TO BE DONE: Where a line of the material contains the string "Respect", copy that line.

MATERIAL TO PROCESS:
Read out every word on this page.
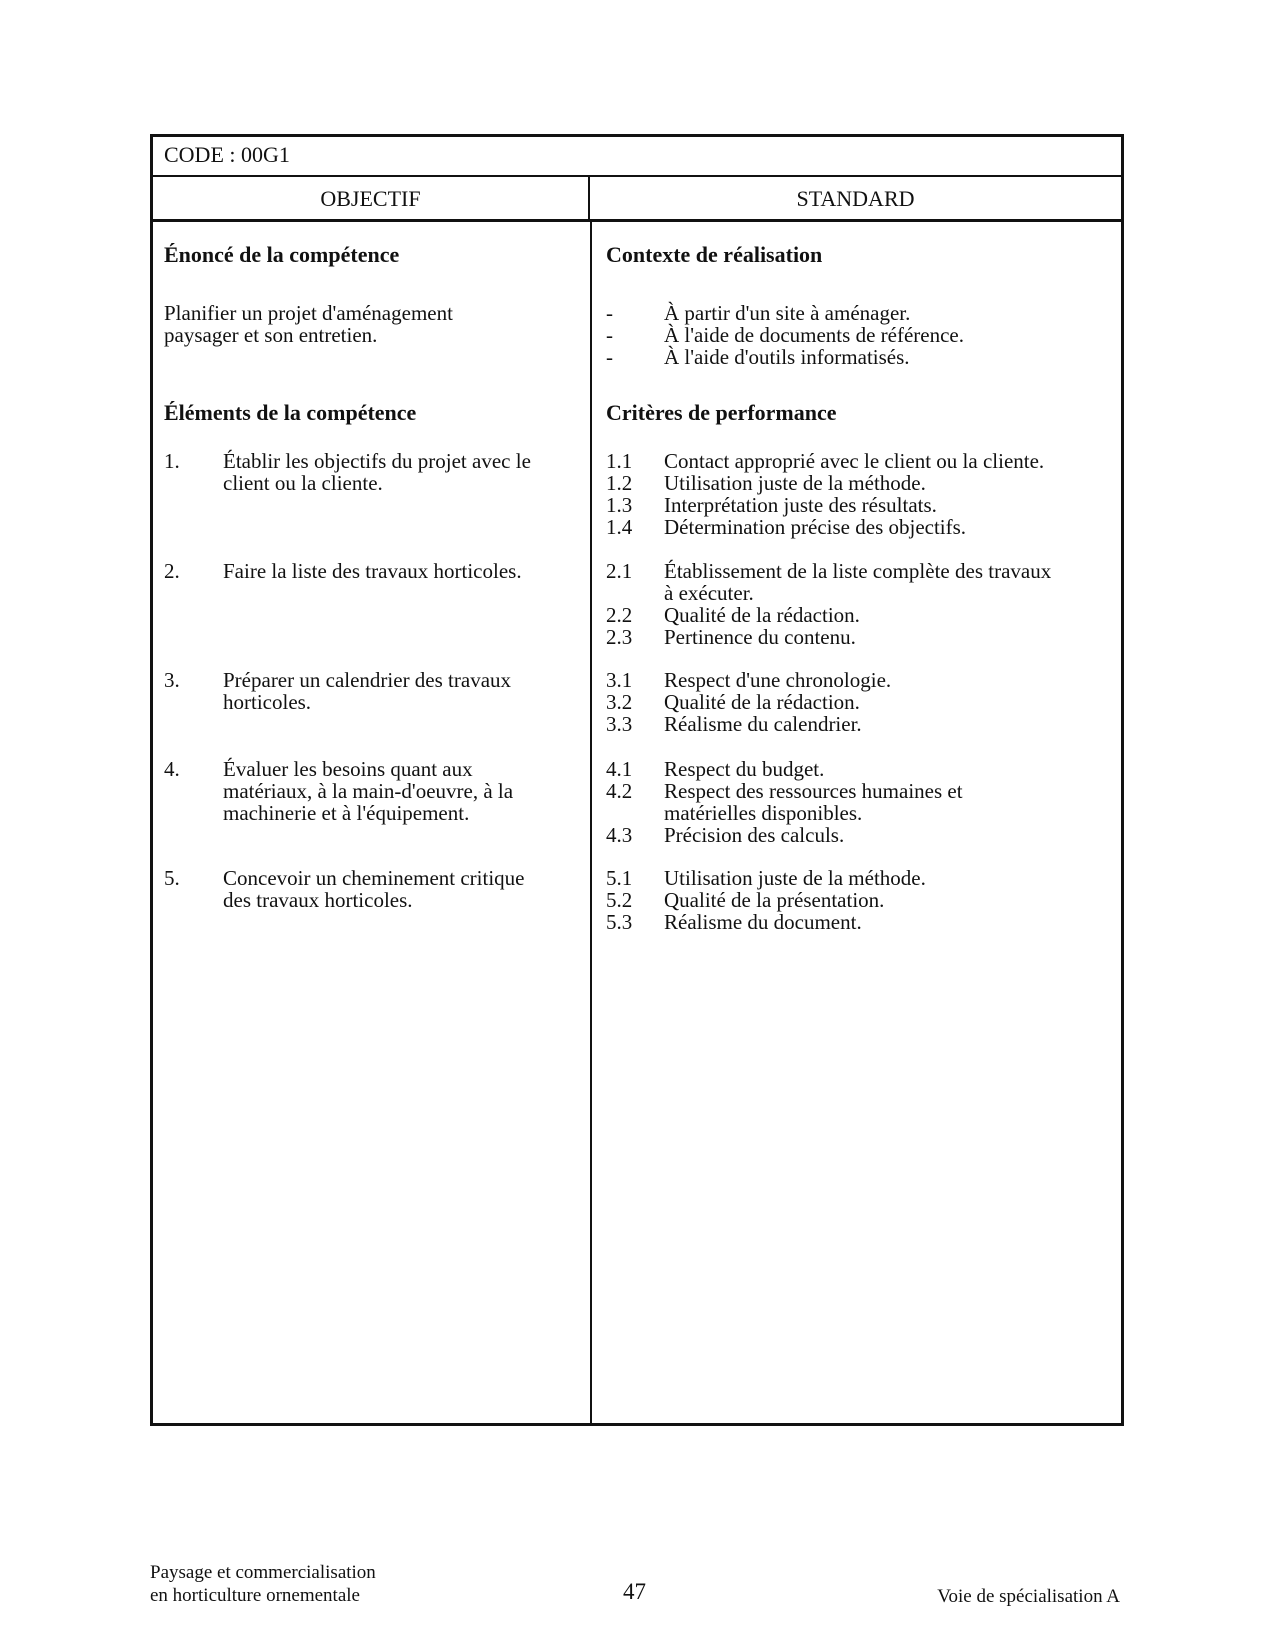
CODE : 00G1
OBJECTIF	STANDARD
Énoncé de la compétence
Planifier un projet d'aménagement
paysager et son entretien.
Éléments de la compétence
1.	Établir les objectifs du projet avec le
client ou la cliente.
2.	Faire la liste des travaux horticoles.
3.	Préparer un calendrier des travaux
horticoles.
4.	Évaluer les besoins quant aux
matériaux, à la main-d'oeuvre, à la
machinerie et à l'équipement.
5.	Concevoir un cheminement critique
des travaux horticoles.
Contexte de réalisation
-	À partir d'un site à aménager.
-	À l'aide de documents de référence.
-	À l'aide d'outils informatisés.
Critères de performance
1.1	Contact approprié avec le client ou la cliente.
1.2	Utilisation juste de la méthode.
1.3	Interprétation juste des résultats.
1.4	Détermination précise des objectifs.
2.1	Établissement de la liste complète des travaux
à exécuter.
2.2	Qualité de la rédaction.
2.3	Pertinence du contenu.
3.1	Respect d'une chronologie.
3.2	Qualité de la rédaction.
3.3	Réalisme du calendrier.
4.1	Respect du budget.
4.2	Respect des ressources humaines et
matérielles disponibles.
4.3	Précision des calculs.
5.1	Utilisation juste de la méthode.
5.2	Qualité de la présentation.
5.3	Réalisme du document.
Paysage et commercialisation
en horticulture ornementale	47	Voie de spécialisation A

WRITTEN ANSWER:
3.1	Respect d'une chronologie.
4.1	Respect du budget.
4.2	Respect des ressources humaines et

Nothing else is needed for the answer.